__Task instructions__
Output the material below in full, exactly as it is.

__Records for this exercise__
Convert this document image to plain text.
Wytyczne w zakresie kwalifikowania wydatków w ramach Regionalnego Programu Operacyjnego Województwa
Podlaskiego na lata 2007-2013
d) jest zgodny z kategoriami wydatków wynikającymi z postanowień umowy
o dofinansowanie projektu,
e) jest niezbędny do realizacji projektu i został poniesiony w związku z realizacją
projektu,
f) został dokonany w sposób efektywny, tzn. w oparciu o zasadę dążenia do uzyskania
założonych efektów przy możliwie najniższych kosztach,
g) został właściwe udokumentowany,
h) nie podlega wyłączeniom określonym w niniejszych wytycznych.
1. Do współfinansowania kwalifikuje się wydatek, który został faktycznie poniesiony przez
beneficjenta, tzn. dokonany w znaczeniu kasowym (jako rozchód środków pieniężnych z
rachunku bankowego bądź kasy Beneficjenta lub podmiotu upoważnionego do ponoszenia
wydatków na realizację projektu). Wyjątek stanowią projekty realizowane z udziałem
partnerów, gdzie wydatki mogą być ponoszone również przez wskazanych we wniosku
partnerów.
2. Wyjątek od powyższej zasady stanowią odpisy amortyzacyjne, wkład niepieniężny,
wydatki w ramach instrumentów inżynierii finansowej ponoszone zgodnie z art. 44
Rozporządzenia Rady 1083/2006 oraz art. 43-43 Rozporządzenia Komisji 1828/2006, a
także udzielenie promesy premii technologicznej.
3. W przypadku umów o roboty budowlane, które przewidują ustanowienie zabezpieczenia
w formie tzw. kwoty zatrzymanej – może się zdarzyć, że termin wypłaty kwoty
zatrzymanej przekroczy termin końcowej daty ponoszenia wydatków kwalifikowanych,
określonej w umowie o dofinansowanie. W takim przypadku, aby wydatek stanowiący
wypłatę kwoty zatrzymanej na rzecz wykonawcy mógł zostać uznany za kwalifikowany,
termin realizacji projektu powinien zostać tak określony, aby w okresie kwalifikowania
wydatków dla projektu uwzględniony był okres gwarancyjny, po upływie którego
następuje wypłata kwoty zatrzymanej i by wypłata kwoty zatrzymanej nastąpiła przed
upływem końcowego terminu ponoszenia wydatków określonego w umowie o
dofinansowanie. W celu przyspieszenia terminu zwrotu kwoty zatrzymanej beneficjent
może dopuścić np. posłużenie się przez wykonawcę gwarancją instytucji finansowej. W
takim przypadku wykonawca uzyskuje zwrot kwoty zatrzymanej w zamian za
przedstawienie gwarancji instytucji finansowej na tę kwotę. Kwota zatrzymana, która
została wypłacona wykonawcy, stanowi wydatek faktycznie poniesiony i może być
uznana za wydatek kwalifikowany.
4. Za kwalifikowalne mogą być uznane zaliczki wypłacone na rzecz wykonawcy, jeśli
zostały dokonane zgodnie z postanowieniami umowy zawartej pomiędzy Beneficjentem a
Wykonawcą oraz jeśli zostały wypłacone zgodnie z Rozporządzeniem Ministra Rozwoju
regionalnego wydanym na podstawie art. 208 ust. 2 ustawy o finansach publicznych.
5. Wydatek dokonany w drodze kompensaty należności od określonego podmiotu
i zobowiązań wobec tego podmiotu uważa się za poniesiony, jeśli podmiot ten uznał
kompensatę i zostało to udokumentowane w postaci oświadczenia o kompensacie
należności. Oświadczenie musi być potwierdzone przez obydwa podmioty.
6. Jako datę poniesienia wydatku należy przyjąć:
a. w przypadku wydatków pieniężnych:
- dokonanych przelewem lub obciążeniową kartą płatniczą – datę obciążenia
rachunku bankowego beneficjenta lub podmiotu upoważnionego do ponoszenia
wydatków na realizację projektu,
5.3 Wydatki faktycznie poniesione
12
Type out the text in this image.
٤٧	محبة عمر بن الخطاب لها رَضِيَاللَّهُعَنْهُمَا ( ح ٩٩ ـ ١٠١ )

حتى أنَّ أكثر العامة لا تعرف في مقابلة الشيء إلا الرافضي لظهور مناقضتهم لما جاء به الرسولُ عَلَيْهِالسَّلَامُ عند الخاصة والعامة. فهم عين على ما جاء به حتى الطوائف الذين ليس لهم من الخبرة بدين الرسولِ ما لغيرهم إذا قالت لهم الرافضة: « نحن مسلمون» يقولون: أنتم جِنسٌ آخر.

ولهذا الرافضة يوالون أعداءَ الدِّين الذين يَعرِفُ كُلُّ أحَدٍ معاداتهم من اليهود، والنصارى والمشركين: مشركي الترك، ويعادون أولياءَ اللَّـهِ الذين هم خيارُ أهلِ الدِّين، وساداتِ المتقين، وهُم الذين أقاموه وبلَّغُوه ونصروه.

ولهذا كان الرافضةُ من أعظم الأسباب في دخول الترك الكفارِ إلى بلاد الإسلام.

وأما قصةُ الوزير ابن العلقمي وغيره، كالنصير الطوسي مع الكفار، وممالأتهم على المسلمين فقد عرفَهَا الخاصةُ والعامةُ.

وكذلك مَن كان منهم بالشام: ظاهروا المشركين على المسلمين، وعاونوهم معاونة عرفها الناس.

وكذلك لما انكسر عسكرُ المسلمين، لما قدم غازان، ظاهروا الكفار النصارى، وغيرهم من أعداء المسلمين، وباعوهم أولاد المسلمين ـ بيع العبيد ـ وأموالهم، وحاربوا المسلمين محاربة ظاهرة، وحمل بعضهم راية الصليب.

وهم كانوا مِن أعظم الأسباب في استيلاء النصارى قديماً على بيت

__Complete response__
Convert this document image to plain text.
Wytyczne w zakresie kwalifikowania wydatków w ramach Regionalnego Programu Operacyjnego Województwa
Podlaskiego na lata 2007-2013
d) jest zgodny z kategoriami wydatków wynikającymi z postanowień umowy
o dofinansowanie projektu,
e) jest niezbędny do realizacji projektu i został poniesiony w związku z realizacją
projektu,
f) został dokonany w sposób efektywny, tzn. w oparciu o zasadę dążenia do uzyskania
założonych efektów przy możliwie najniższych kosztach,
g) został właściwe udokumentowany,
h) nie podlega wyłączeniom określonym w niniejszych wytycznych.
1. Do współfinansowania kwalifikuje się wydatek, który został faktycznie poniesiony przez
beneficjenta, tzn. dokonany w znaczeniu kasowym (jako rozchód środków pieniężnych z
rachunku bankowego bądź kasy Beneficjenta lub podmiotu upoważnionego do ponoszenia
wydatków na realizację projektu). Wyjątek stanowią projekty realizowane z udziałem
partnerów, gdzie wydatki mogą być ponoszone również przez wskazanych we wniosku
partnerów.
2. Wyjątek od powyższej zasady stanowią odpisy amortyzacyjne, wkład niepieniężny,
wydatki w ramach instrumentów inżynierii finansowej ponoszone zgodnie z art. 44
Rozporządzenia Rady 1083/2006 oraz art. 43-43 Rozporządzenia Komisji 1828/2006, a
także udzielenie promesy premii technologicznej.
3. W przypadku umów o roboty budowlane, które przewidują ustanowienie zabezpieczenia
w formie tzw. kwoty zatrzymanej – może się zdarzyć, że termin wypłaty kwoty
zatrzymanej przekroczy termin końcowej daty ponoszenia wydatków kwalifikowanych,
określonej w umowie o dofinansowanie. W takim przypadku, aby wydatek stanowiący
wypłatę kwoty zatrzymanej na rzecz wykonawcy mógł zostać uznany za kwalifikowany,
termin realizacji projektu powinien zostać tak określony, aby w okresie kwalifikowania
wydatków dla projektu uwzględniony był okres gwarancyjny, po upływie którego
następuje wypłata kwoty zatrzymanej i by wypłata kwoty zatrzymanej nastąpiła przed
upływem końcowego terminu ponoszenia wydatków określonego w umowie o
dofinansowanie. W celu przyspieszenia terminu zwrotu kwoty zatrzymanej beneficjent
może dopuścić np. posłużenie się przez wykonawcę gwarancją instytucji finansowej. W
takim przypadku wykonawca uzyskuje zwrot kwoty zatrzymanej w zamian za
przedstawienie gwarancji instytucji finansowej na tę kwotę. Kwota zatrzymana, która
została wypłacona wykonawcy, stanowi wydatek faktycznie poniesiony i może być
uznana za wydatek kwalifikowany.
4. Za kwalifikowalne mogą być uznane zaliczki wypłacone na rzecz wykonawcy, jeśli
zostały dokonane zgodnie z postanowieniami umowy zawartej pomiędzy Beneficjentem a
Wykonawcą oraz jeśli zostały wypłacone zgodnie z Rozporządzeniem Ministra Rozwoju
regionalnego wydanym na podstawie art. 208 ust. 2 ustawy o finansach publicznych.
5. Wydatek dokonany w drodze kompensaty należności od określonego podmiotu
i zobowiązań wobec tego podmiotu uważa się za poniesiony, jeśli podmiot ten uznał
kompensatę i zostało to udokumentowane w postaci oświadczenia o kompensacie
należności. Oświadczenie musi być potwierdzone przez obydwa podmioty.
6. Jako datę poniesienia wydatku należy przyjąć:
a. w przypadku wydatków pieniężnych:
- dokonanych przelewem lub obciążeniową kartą płatniczą – datę obciążenia
rachunku bankowego beneficjenta lub podmiotu upoważnionego do ponoszenia
wydatków na realizację projektu,
5.3 Wydatki faktycznie poniesione
12
Type out the text in this image.
٤٧	محبة عمر بن الخطاب لها رَضِيَاللَّهُعَنْهُمَا ( ح ٩٩ ـ ١٠١ )

حتى أنَّ أكثر العامة لا تعرف في مقابلة الشيء إلا الرافضي لظهور مناقضتهم لما جاء به الرسولُ عَلَيْهِالسَّلَامُ عند الخاصة والعامة. فهم عين على ما جاء به حتى الطوائف الذين ليس لهم من الخبرة بدين الرسولِ ما لغيرهم إذا قالت لهم الرافضة: « نحن مسلمون» يقولون: أنتم جِنسٌ آخر.

ولهذا الرافضة يوالون أعداءَ الدِّين الذين يَعرِفُ كُلُّ أحَدٍ معاداتهم من اليهود، والنصارى والمشركين: مشركي الترك، ويعادون أولياءَ اللَّـهِ الذين هم خيارُ أهلِ الدِّين، وساداتِ المتقين، وهُم الذين أقاموه وبلَّغُوه ونصروه.

ولهذا كان الرافضةُ من أعظم الأسباب في دخول الترك الكفارِ إلى بلاد الإسلام.

وأما قصةُ الوزير ابن العلقمي وغيره، كالنصير الطوسي مع الكفار، وممالأتهم على المسلمين فقد عرفَهَا الخاصةُ والعامةُ.

وكذلك مَن كان منهم بالشام: ظاهروا المشركين على المسلمين، وعاونوهم معاونة عرفها الناس.

وكذلك لما انكسر عسكرُ المسلمين، لما قدم غازان، ظاهروا الكفار النصارى، وغيرهم من أعداء المسلمين، وباعوهم أولاد المسلمين ـ بيع العبيد ـ وأموالهم، وحاربوا المسلمين محاربة ظاهرة، وحمل بعضهم راية الصليب.

وهم كانوا مِن أعظم الأسباب في استيلاء النصارى قديماً على بيت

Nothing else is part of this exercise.